• **DATASET ROWS**
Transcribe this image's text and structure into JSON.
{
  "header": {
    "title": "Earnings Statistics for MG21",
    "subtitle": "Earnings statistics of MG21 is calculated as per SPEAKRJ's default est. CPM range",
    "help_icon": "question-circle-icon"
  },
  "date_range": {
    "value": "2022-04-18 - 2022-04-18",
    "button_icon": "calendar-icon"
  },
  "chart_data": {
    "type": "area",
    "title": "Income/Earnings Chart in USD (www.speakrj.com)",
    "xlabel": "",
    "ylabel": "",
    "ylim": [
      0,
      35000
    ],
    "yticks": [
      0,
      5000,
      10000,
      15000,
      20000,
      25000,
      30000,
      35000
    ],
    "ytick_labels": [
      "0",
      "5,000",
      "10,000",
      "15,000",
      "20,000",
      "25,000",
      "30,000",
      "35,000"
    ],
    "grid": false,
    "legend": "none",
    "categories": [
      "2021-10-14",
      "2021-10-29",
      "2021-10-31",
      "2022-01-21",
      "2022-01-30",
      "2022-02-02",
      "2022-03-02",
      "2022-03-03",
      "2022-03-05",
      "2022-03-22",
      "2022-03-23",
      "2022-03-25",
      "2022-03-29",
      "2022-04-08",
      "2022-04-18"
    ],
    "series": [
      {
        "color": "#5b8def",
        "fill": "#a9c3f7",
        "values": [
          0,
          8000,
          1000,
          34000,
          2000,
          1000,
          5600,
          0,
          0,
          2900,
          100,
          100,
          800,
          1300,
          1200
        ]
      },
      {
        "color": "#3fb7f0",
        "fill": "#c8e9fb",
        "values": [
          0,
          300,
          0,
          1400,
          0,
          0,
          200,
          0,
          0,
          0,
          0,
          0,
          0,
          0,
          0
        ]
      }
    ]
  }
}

• **TASK TO COMPLETE**
Point out every line holding the string "icon" and copy it.

• **TASK OUTPUT**
    "help_icon": "question-circle-icon"
    "button_icon": "calendar-icon"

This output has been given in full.